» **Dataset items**

* * * * *

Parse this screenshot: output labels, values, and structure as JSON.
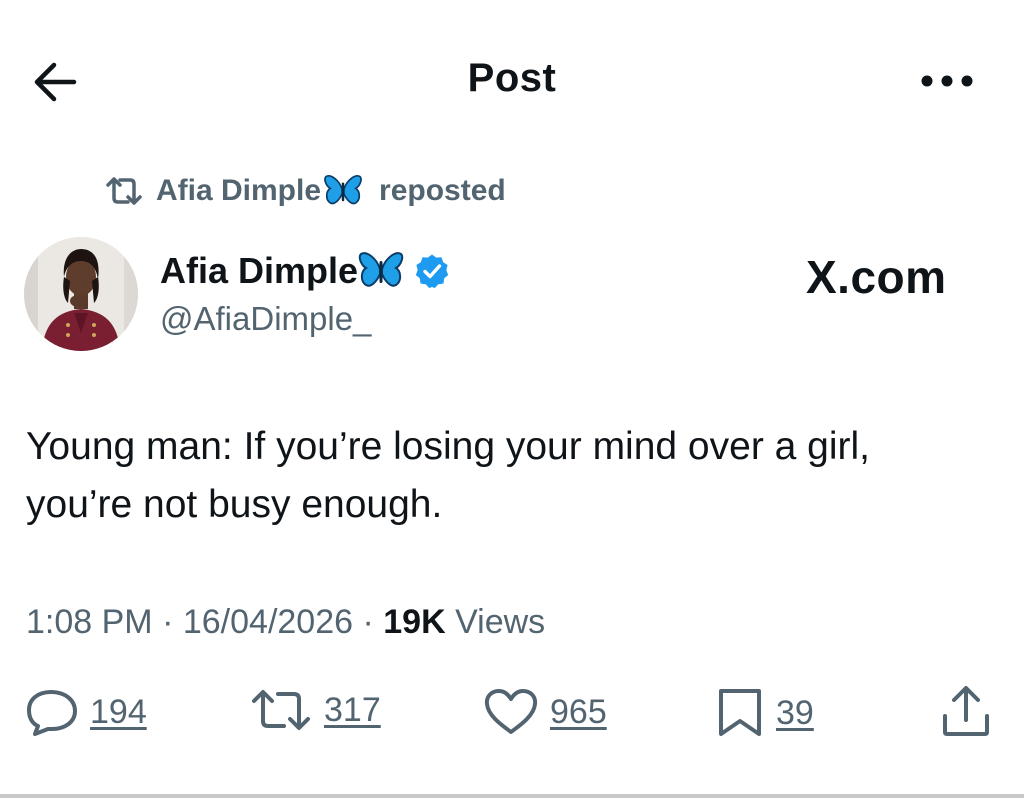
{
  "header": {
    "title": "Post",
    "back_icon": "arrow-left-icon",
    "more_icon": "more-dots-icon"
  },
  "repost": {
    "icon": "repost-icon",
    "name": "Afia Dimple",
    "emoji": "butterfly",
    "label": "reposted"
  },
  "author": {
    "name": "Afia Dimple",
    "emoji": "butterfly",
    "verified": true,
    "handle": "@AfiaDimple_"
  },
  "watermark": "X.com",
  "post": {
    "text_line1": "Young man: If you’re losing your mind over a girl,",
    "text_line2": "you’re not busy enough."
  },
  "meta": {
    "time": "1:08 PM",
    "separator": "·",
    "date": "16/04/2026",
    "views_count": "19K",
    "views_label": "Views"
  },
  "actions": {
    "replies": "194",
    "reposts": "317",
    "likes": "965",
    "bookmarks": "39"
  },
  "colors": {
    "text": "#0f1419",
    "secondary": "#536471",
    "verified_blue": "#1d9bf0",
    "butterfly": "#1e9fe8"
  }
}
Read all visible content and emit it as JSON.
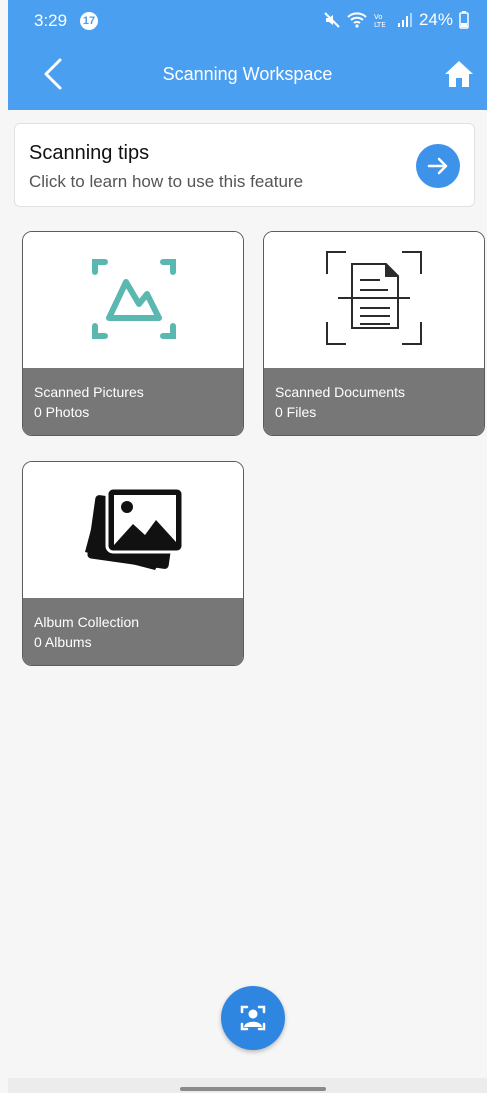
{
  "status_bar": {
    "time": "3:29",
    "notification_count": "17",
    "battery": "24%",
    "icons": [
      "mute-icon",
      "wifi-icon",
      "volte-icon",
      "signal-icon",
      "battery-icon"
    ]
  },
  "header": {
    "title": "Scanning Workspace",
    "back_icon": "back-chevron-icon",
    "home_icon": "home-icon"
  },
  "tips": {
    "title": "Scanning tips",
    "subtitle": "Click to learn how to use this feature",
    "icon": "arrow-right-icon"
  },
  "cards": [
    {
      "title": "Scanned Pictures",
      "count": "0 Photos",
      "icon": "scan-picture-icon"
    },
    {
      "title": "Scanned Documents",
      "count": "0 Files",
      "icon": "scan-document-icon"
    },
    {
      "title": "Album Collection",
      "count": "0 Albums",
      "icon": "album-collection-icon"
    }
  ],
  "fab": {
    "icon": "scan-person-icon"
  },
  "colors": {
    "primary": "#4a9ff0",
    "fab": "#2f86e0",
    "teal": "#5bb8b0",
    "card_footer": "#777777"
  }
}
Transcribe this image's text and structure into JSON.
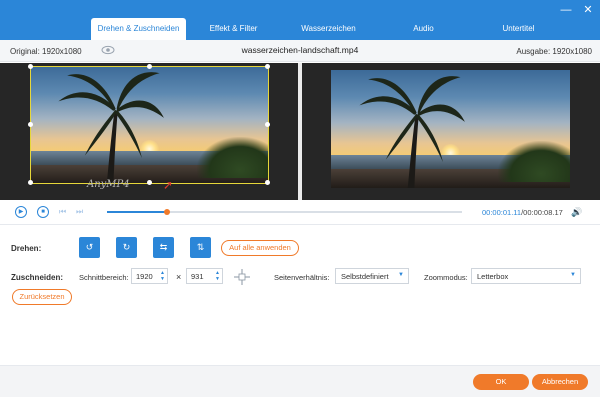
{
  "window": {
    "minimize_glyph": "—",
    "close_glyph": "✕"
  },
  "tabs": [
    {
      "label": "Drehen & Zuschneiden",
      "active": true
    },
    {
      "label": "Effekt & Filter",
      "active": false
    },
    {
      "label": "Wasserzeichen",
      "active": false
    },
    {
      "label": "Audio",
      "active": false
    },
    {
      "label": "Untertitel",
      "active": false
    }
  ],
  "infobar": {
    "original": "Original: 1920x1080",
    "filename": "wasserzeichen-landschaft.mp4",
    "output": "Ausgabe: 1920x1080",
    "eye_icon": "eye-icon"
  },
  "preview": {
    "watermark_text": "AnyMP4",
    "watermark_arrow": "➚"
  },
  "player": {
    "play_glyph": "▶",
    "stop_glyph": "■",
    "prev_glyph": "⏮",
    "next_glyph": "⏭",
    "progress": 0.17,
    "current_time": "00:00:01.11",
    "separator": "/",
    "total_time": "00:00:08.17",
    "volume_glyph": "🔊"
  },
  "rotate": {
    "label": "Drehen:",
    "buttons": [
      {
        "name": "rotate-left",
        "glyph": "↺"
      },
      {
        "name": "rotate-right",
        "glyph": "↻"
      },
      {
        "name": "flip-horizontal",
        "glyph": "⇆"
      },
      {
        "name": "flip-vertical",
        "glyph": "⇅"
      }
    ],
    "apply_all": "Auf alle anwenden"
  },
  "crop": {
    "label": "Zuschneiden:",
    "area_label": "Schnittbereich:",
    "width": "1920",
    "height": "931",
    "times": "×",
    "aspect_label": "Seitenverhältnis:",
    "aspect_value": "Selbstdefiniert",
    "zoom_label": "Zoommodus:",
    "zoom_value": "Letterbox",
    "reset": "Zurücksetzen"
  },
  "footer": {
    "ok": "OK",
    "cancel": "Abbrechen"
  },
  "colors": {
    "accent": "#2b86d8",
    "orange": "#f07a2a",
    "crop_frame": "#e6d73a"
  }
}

* * * * *

Print each record exactly as it stands, leaving the images out.

Parse this screenshot: output labels, values, and structure as JSON.
{
  "header": {
    "title": "Post",
    "back_icon": "arrow-left-icon",
    "more_icon": "more-dots-icon"
  },
  "repost": {
    "icon": "repost-icon",
    "name": "Afia Dimple",
    "emoji": "butterfly",
    "label": "reposted"
  },
  "author": {
    "name": "Afia Dimple",
    "emoji": "butterfly",
    "verified": true,
    "handle": "@AfiaDimple_"
  },
  "watermark": "X.com",
  "post": {
    "text_line1": "Young man: If you’re losing your mind over a girl,",
    "text_line2": "you’re not busy enough."
  },
  "meta": {
    "time": "1:08 PM",
    "separator": "·",
    "date": "16/04/2026",
    "views_count": "19K",
    "views_label": "Views"
  },
  "actions": {
    "replies": "194",
    "reposts": "317",
    "likes": "965",
    "bookmarks": "39"
  },
  "colors": {
    "text": "#0f1419",
    "secondary": "#536471",
    "verified_blue": "#1d9bf0",
    "butterfly": "#1e9fe8"
  }
}
Read all visible content and emit it as JSON.
{
  "status_bar": {
    "time": "3:29",
    "notification_count": "17",
    "battery": "24%",
    "icons": [
      "mute-icon",
      "wifi-icon",
      "volte-icon",
      "signal-icon",
      "battery-icon"
    ]
  },
  "header": {
    "title": "Scanning Workspace",
    "back_icon": "back-chevron-icon",
    "home_icon": "home-icon"
  },
  "tips": {
    "title": "Scanning tips",
    "subtitle": "Click to learn how to use this feature",
    "icon": "arrow-right-icon"
  },
  "cards": [
    {
      "title": "Scanned Pictures",
      "count": "0 Photos",
      "icon": "scan-picture-icon"
    },
    {
      "title": "Scanned Documents",
      "count": "0 Files",
      "icon": "scan-document-icon"
    },
    {
      "title": "Album Collection",
      "count": "0 Albums",
      "icon": "album-collection-icon"
    }
  ],
  "fab": {
    "icon": "scan-person-icon"
  },
  "colors": {
    "primary": "#4a9ff0",
    "fab": "#2f86e0",
    "teal": "#5bb8b0",
    "card_footer": "#777777"
  }
}
Transcribe this image's text and structure into JSON.
{
  "window": {
    "minimize_glyph": "—",
    "close_glyph": "✕"
  },
  "tabs": [
    {
      "label": "Drehen & Zuschneiden",
      "active": true
    },
    {
      "label": "Effekt & Filter",
      "active": false
    },
    {
      "label": "Wasserzeichen",
      "active": false
    },
    {
      "label": "Audio",
      "active": false
    },
    {
      "label": "Untertitel",
      "active": false
    }
  ],
  "infobar": {
    "original": "Original: 1920x1080",
    "filename": "wasserzeichen-landschaft.mp4",
    "output": "Ausgabe: 1920x1080",
    "eye_icon": "eye-icon"
  },
  "preview": {
    "watermark_text": "AnyMP4",
    "watermark_arrow": "➚"
  },
  "player": {
    "play_glyph": "▶",
    "stop_glyph": "■",
    "prev_glyph": "⏮",
    "next_glyph": "⏭",
    "progress": 0.17,
    "current_time": "00:00:01.11",
    "separator": "/",
    "total_time": "00:00:08.17",
    "volume_glyph": "🔊"
  },
  "rotate": {
    "label": "Drehen:",
    "buttons": [
      {
        "name": "rotate-left",
        "glyph": "↺"
      },
      {
        "name": "rotate-right",
        "glyph": "↻"
      },
      {
        "name": "flip-horizontal",
        "glyph": "⇆"
      },
      {
        "name": "flip-vertical",
        "glyph": "⇅"
      }
    ],
    "apply_all": "Auf alle anwenden"
  },
  "crop": {
    "label": "Zuschneiden:",
    "area_label": "Schnittbereich:",
    "width": "1920",
    "height": "931",
    "times": "×",
    "aspect_label": "Seitenverhältnis:",
    "aspect_value": "Selbstdefiniert",
    "zoom_label": "Zoommodus:",
    "zoom_value": "Letterbox",
    "reset": "Zurücksetzen"
  },
  "footer": {
    "ok": "OK",
    "cancel": "Abbrechen"
  },
  "colors": {
    "accent": "#2b86d8",
    "orange": "#f07a2a",
    "crop_frame": "#e6d73a"
  }
}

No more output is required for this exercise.